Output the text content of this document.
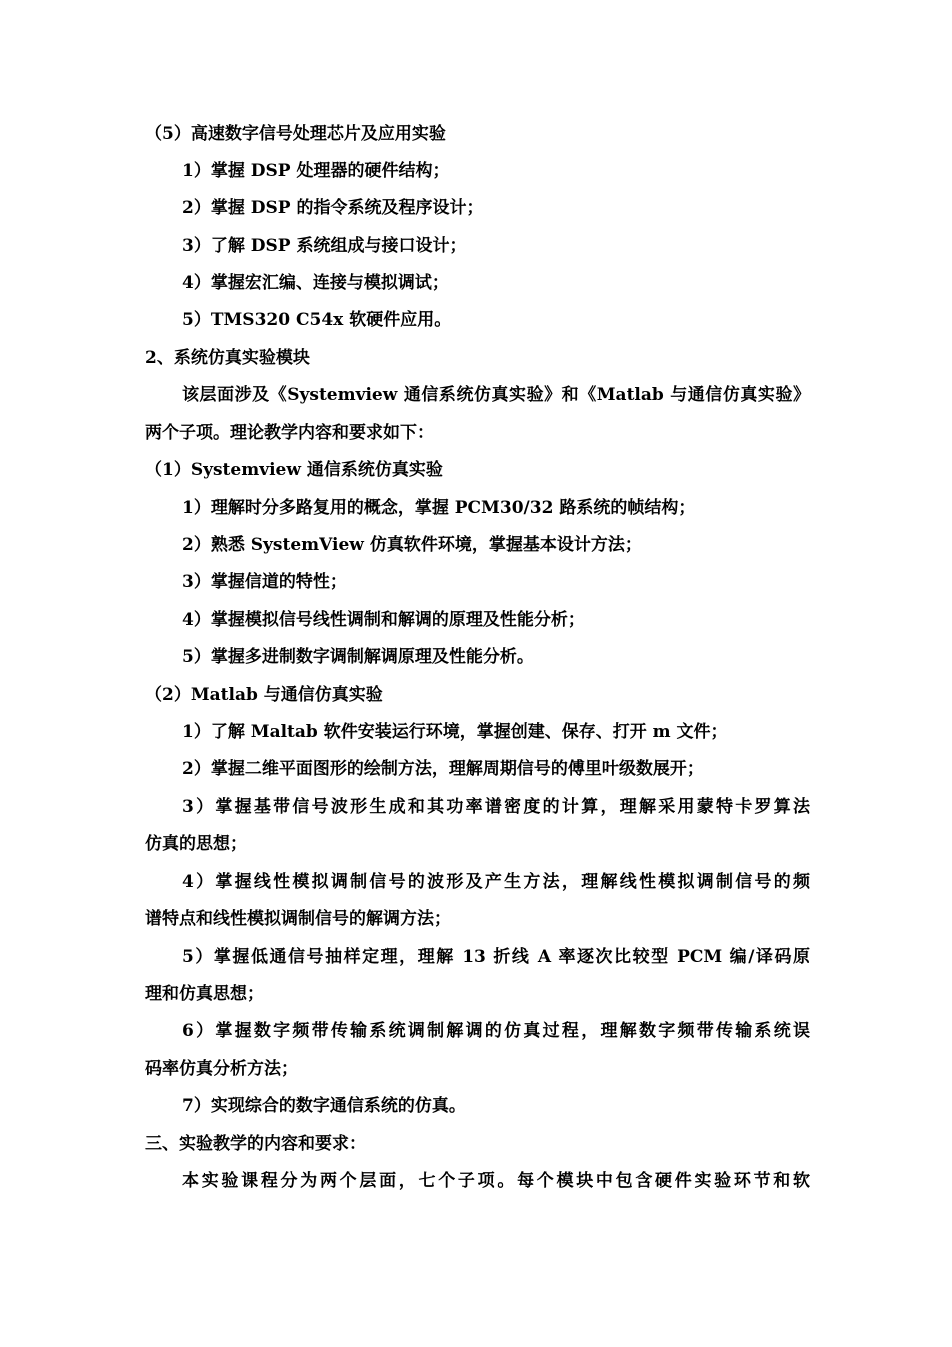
（5）高速数字信号处理芯片及应用实验
1）掌握 DSP 处理器的硬件结构；
2）掌握 DSP 的指令系统及程序设计；
3）了解 DSP 系统组成与接口设计；
4）掌握宏汇编、连接与模拟调试；
5）TMS320 C54x 软硬件应用。
2、系统仿真实验模块
该层面涉及《Systemview 通信系统仿真实验》和《Matlab 与通信仿真实验》
两个子项。理论教学内容和要求如下：
（1）Systemview 通信系统仿真实验
1）理解时分多路复用的概念，掌握 PCM30/32 路系统的帧结构；
2）熟悉 SystemView 仿真软件环境，掌握基本设计方法；
3）掌握信道的特性；
4）掌握模拟信号线性调制和解调的原理及性能分析；
5）掌握多进制数字调制解调原理及性能分析。
（2）Matlab 与通信仿真实验
1）了解 Maltab 软件安装运行环境，掌握创建、保存、打开 m 文件；
2）掌握二维平面图形的绘制方法，理解周期信号的傅里叶级数展开；
3）掌握基带信号波形生成和其功率谱密度的计算，理解采用蒙特卡罗算法
仿真的思想；
4）掌握线性模拟调制信号的波形及产生方法，理解线性模拟调制信号的频
谱特点和线性模拟调制信号的解调方法；
5）掌握低通信号抽样定理，理解 13 折线 A 率逐次比较型 PCM 编/译码原
理和仿真思想；
6）掌握数字频带传输系统调制解调的仿真过程，理解数字频带传输系统误
码率仿真分析方法；
7）实现综合的数字通信系统的仿真。
三、实验教学的内容和要求：
本实验课程分为两个层面，七个子项。每个模块中包含硬件实验环节和软
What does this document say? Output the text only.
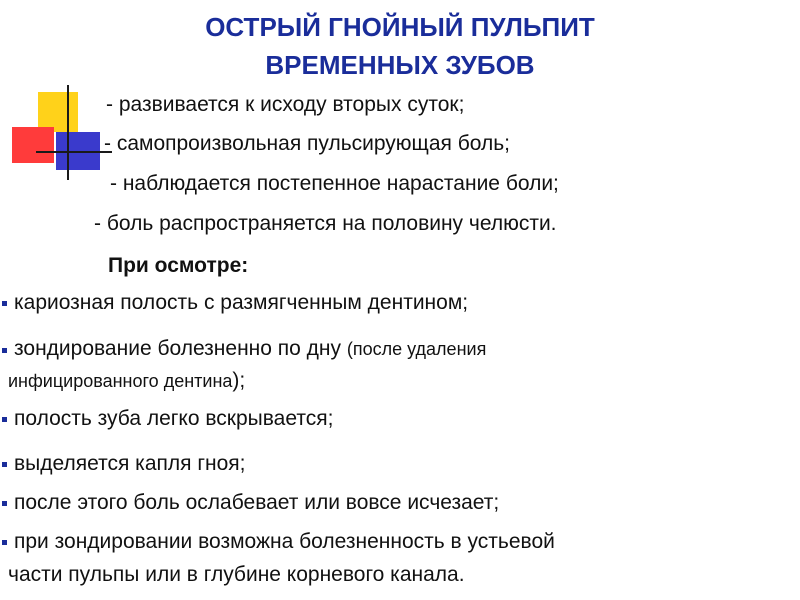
ОСТРЫЙ ГНОЙНЫЙ ПУЛЬПИТ
ВРЕМЕННЫХ ЗУБОВ
- развивается к исходу вторых суток;
- самопроизвольная пульсирующая боль;
- наблюдается постепенное нарастание боли;
- боль распространяется на половину челюсти.
При осмотре:
кариозная полость с размягченным дентином;
зондирование болезненно по дну (после удаления
инфицированного дентина);
полость зуба легко вскрывается;
выделяется капля гноя;
после этого боль ослабевает или вовсе исчезает;
при зондировании возможна болезненность в устьевой
части пульпы или в глубине корневого канала.
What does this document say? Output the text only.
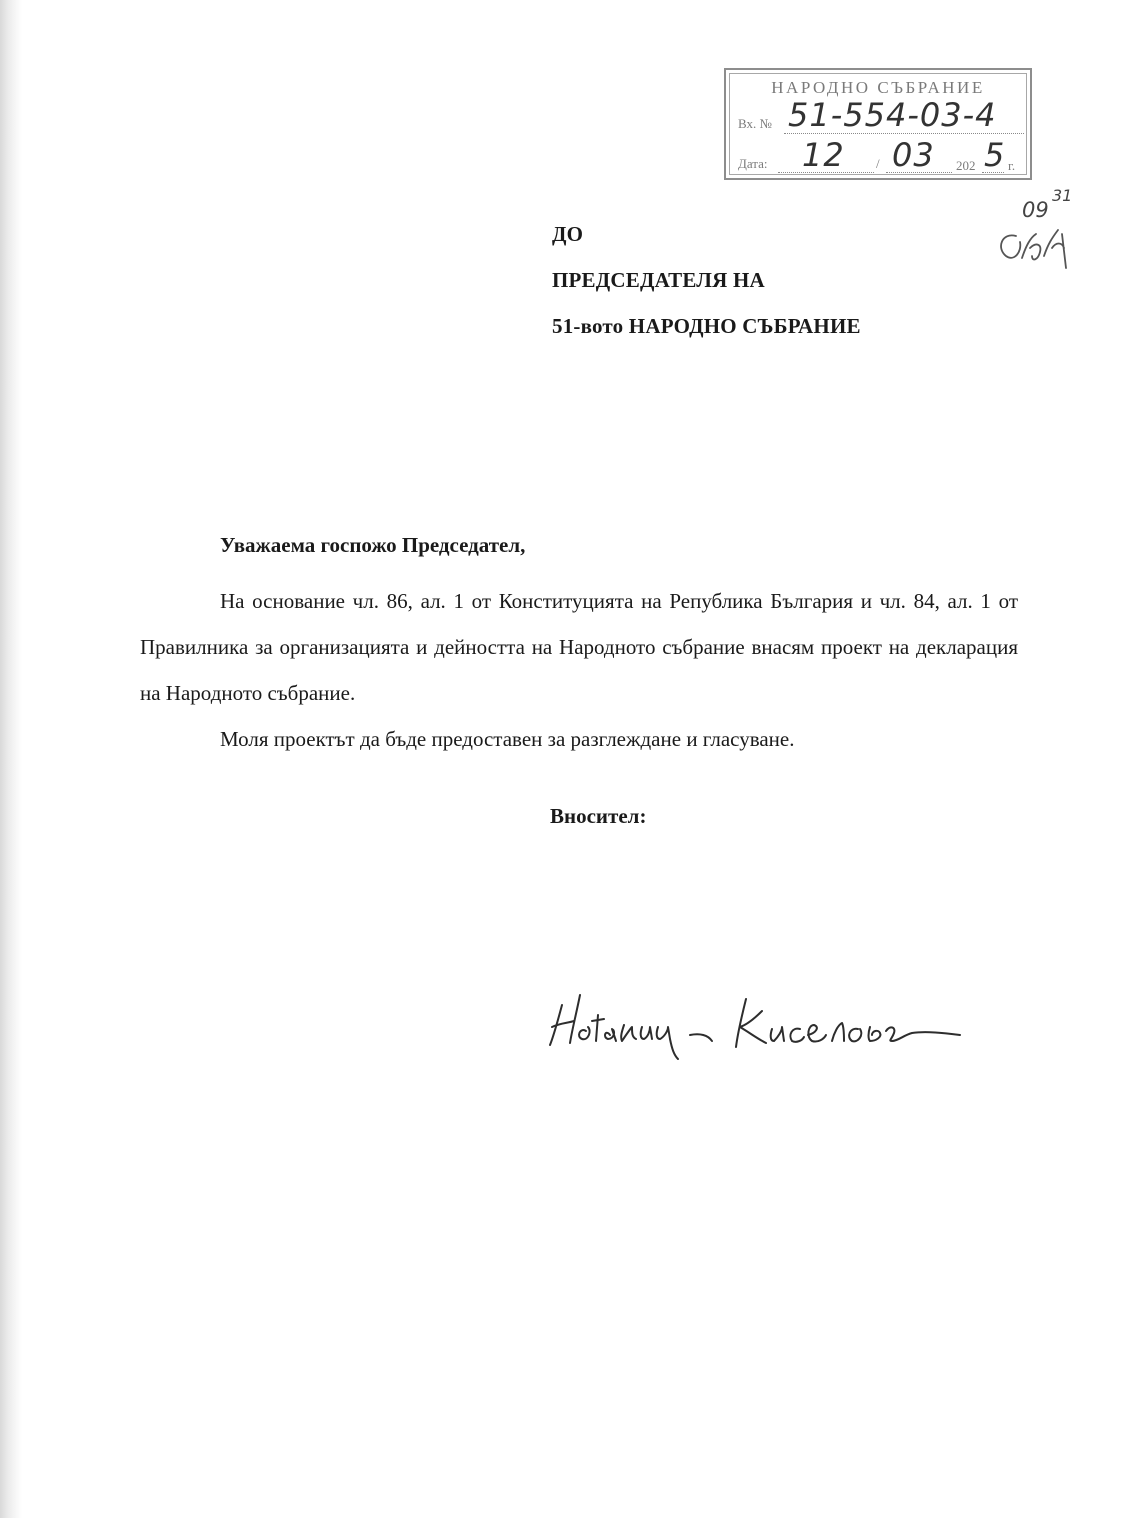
НАРОДНО СЪБРАНИЕ
Вх. № 51-554-03-4
Дата: 12 / 03 202 5 г.
09
31
ДО
ПРЕДСЕДАТЕЛЯ НА
51-вото НАРОДНО СЪБРАНИЕ
Уважаема госпожо Председател,

На основание чл. 86, ал. 1 от Конституцията на Република България и чл. 84, ал. 1 от Правилника за организацията и дейността на Народното събрание внасям проект на декларация на Народното събрание.

Моля проектът да бъде предоставен за разглеждане и гласуване.

Вносител:
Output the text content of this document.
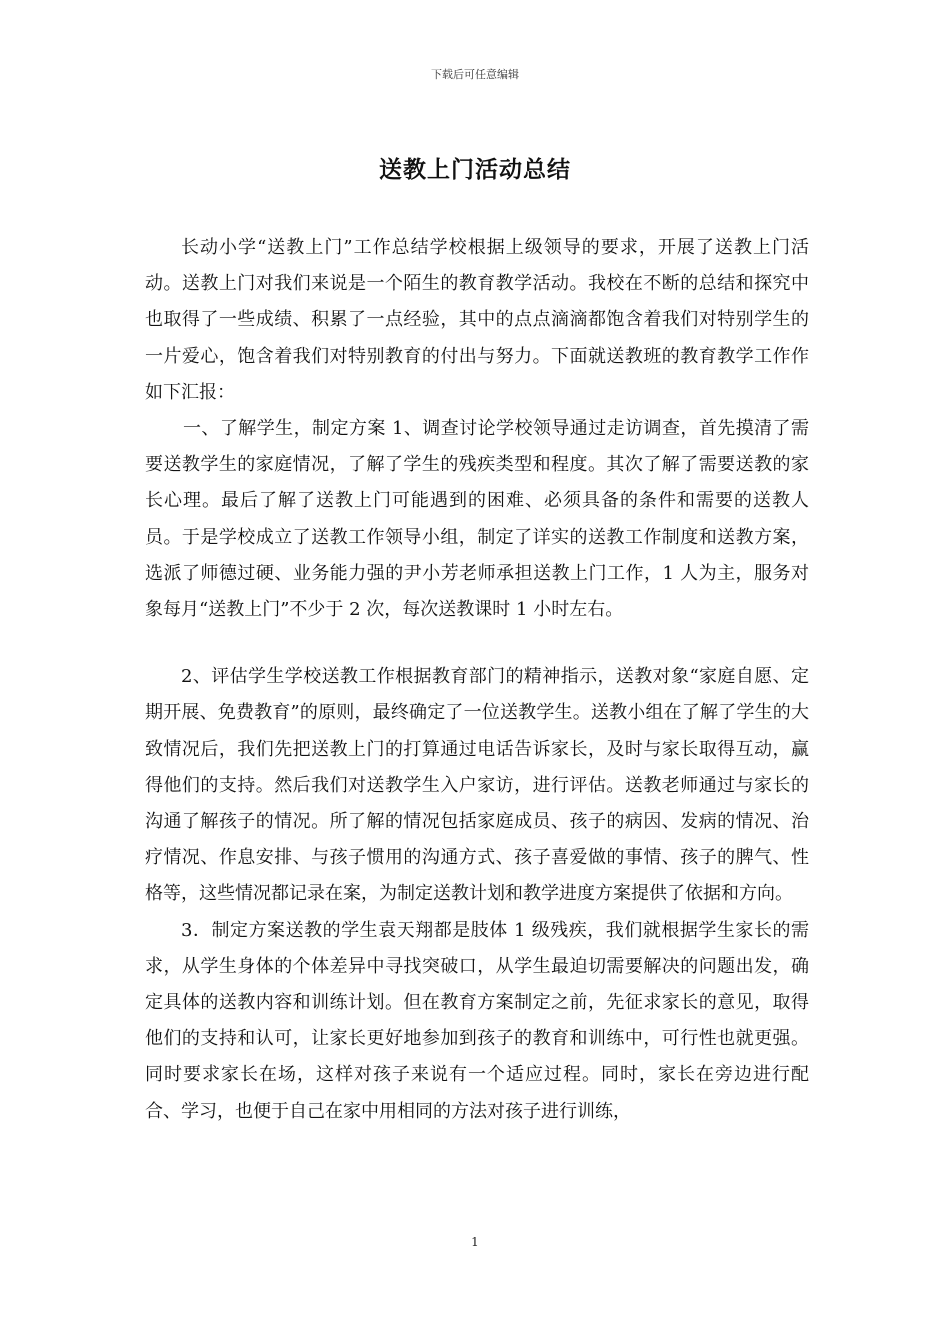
下载后可任意编辑
送教上门活动总结

长动小学“送教上门”工作总结学校根据上级领导的要求，开展了送教上门活动。送教上门对我们来说是一个陌生的教育教学活动。我校在不断的总结和探究中也取得了一些成绩、积累了一点经验，其中的点点滴滴都饱含着我们对特别学生的一片爱心，饱含着我们对特别教育的付出与努力。下面就送教班的教育教学工作作如下汇报：

一、了解学生，制定方案 1、调查讨论学校领导通过走访调查，首先摸清了需要送教学生的家庭情况，了解了学生的残疾类型和程度。其次了解了需要送教的家长心理。最后了解了送教上门可能遇到的困难、必须具备的条件和需要的送教人员。于是学校成立了送教工作领导小组，制定了详实的送教工作制度和送教方案，选派了师德过硬、业务能力强的尹小芳老师承担送教上门工作，1 人为主，服务对象每月“送教上门”不少于 2 次，每次送教课时 1 小时左右。

2、评估学生学校送教工作根据教育部门的精神指示，送教对象“家庭自愿、定期开展、免费教育”的原则，最终确定了一位送教学生。送教小组在了解了学生的大致情况后，我们先把送教上门的打算通过电话告诉家长，及时与家长取得互动，赢得他们的支持。然后我们对送教学生入户家访，进行评估。送教老师通过与家长的沟通了解孩子的情况。所了解的情况包括家庭成员、孩子的病因、发病的情况、治疗情况、作息安排、与孩子惯用的沟通方式、孩子喜爱做的事情、孩子的脾气、性格等，这些情况都记录在案，为制定送教计划和教学进度方案提供了依据和方向。

3．制定方案送教的学生袁天翔都是肢体 1 级残疾，我们就根据学生家长的需求，从学生身体的个体差异中寻找突破口，从学生最迫切需要解决的问题出发，确定具体的送教内容和训练计划。但在教育方案制定之前，先征求家长的意见，取得他们的支持和认可，让家长更好地参加到孩子的教育和训练中，可行性也就更强。同时要求家长在场，这样对孩子来说有一个适应过程。同时，家长在旁边进行配合、学习，也便于自己在家中用相同的方法对孩子进行训练，

1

■ **PROBLEM**
Leave the pictures out, and print every line of the listing exactly as written.

■ **ANSWER TO THE PROBLEM**
Output the text content of this document.
（5）高速数字信号处理芯片及应用实验
1）掌握 DSP 处理器的硬件结构；
2）掌握 DSP 的指令系统及程序设计；
3）了解 DSP 系统组成与接口设计；
4）掌握宏汇编、连接与模拟调试；
5）TMS320 C54x 软硬件应用。
2、系统仿真实验模块
该层面涉及《Systemview 通信系统仿真实验》和《Matlab 与通信仿真实验》
两个子项。理论教学内容和要求如下：
（1）Systemview 通信系统仿真实验
1）理解时分多路复用的概念，掌握 PCM30/32 路系统的帧结构；
2）熟悉 SystemView 仿真软件环境，掌握基本设计方法；
3）掌握信道的特性；
4）掌握模拟信号线性调制和解调的原理及性能分析；
5）掌握多进制数字调制解调原理及性能分析。
（2）Matlab 与通信仿真实验
1）了解 Maltab 软件安装运行环境，掌握创建、保存、打开 m 文件；
2）掌握二维平面图形的绘制方法，理解周期信号的傅里叶级数展开；
3）掌握基带信号波形生成和其功率谱密度的计算，理解采用蒙特卡罗算法
仿真的思想；
4）掌握线性模拟调制信号的波形及产生方法，理解线性模拟调制信号的频
谱特点和线性模拟调制信号的解调方法；
5）掌握低通信号抽样定理，理解 13 折线 A 率逐次比较型 PCM 编/译码原
理和仿真思想；
6）掌握数字频带传输系统调制解调的仿真过程，理解数字频带传输系统误
码率仿真分析方法；
7）实现综合的数字通信系统的仿真。
三、实验教学的内容和要求：
本实验课程分为两个层面，七个子项。每个模块中包含硬件实验环节和软
What does this document say? Output the text only.
ОСТРЫЙ ГНОЙНЫЙ ПУЛЬПИТ
ВРЕМЕННЫХ ЗУБОВ
- развивается к исходу вторых суток;
- самопроизвольная пульсирующая боль;
- наблюдается постепенное нарастание боли;
- боль распространяется на половину челюсти.
При осмотре:
кариозная полость с размягченным дентином;
зондирование болезненно по дну (после удаления
инфицированного дентина);
полость зуба легко вскрывается;
выделяется капля гноя;
после этого боль ослабевает или вовсе исчезает;
при зондировании возможна болезненность в устьевой
части пульпы или в глубине корневого канала.
What does this document say? Output the text only.
НАРОДНО СЪБРАНИЕ
Вх. № 51-554-03-4
Дата: 12 / 03 202 5 г.
09
31
ДО
ПРЕДСЕДАТЕЛЯ НА
51-вото НАРОДНО СЪБРАНИЕ
Уважаема госпожо Председател,

На основание чл. 86, ал. 1 от Конституцията на Република България и чл. 84, ал. 1 от Правилника за организацията и дейността на Народното събрание внасям проект на декларация на Народното събрание.

Моля проектът да бъде предоставен за разглеждане и гласуване.

Вносител:
Output the text content of this document.
下载后可任意编辑
送教上门活动总结

长动小学“送教上门”工作总结学校根据上级领导的要求，开展了送教上门活动。送教上门对我们来说是一个陌生的教育教学活动。我校在不断的总结和探究中也取得了一些成绩、积累了一点经验，其中的点点滴滴都饱含着我们对特别学生的一片爱心，饱含着我们对特别教育的付出与努力。下面就送教班的教育教学工作作如下汇报：

一、了解学生，制定方案 1、调查讨论学校领导通过走访调查，首先摸清了需要送教学生的家庭情况，了解了学生的残疾类型和程度。其次了解了需要送教的家长心理。最后了解了送教上门可能遇到的困难、必须具备的条件和需要的送教人员。于是学校成立了送教工作领导小组，制定了详实的送教工作制度和送教方案，选派了师德过硬、业务能力强的尹小芳老师承担送教上门工作，1 人为主，服务对象每月“送教上门”不少于 2 次，每次送教课时 1 小时左右。

2、评估学生学校送教工作根据教育部门的精神指示，送教对象“家庭自愿、定期开展、免费教育”的原则，最终确定了一位送教学生。送教小组在了解了学生的大致情况后，我们先把送教上门的打算通过电话告诉家长，及时与家长取得互动，赢得他们的支持。然后我们对送教学生入户家访，进行评估。送教老师通过与家长的沟通了解孩子的情况。所了解的情况包括家庭成员、孩子的病因、发病的情况、治疗情况、作息安排、与孩子惯用的沟通方式、孩子喜爱做的事情、孩子的脾气、性格等，这些情况都记录在案，为制定送教计划和教学进度方案提供了依据和方向。

3．制定方案送教的学生袁天翔都是肢体 1 级残疾，我们就根据学生家长的需求，从学生身体的个体差异中寻找突破口，从学生最迫切需要解决的问题出发，确定具体的送教内容和训练计划。但在教育方案制定之前，先征求家长的意见，取得他们的支持和认可，让家长更好地参加到孩子的教育和训练中，可行性也就更强。同时要求家长在场，这样对孩子来说有一个适应过程。同时，家长在旁边进行配合、学习，也便于自己在家中用相同的方法对孩子进行训练，

1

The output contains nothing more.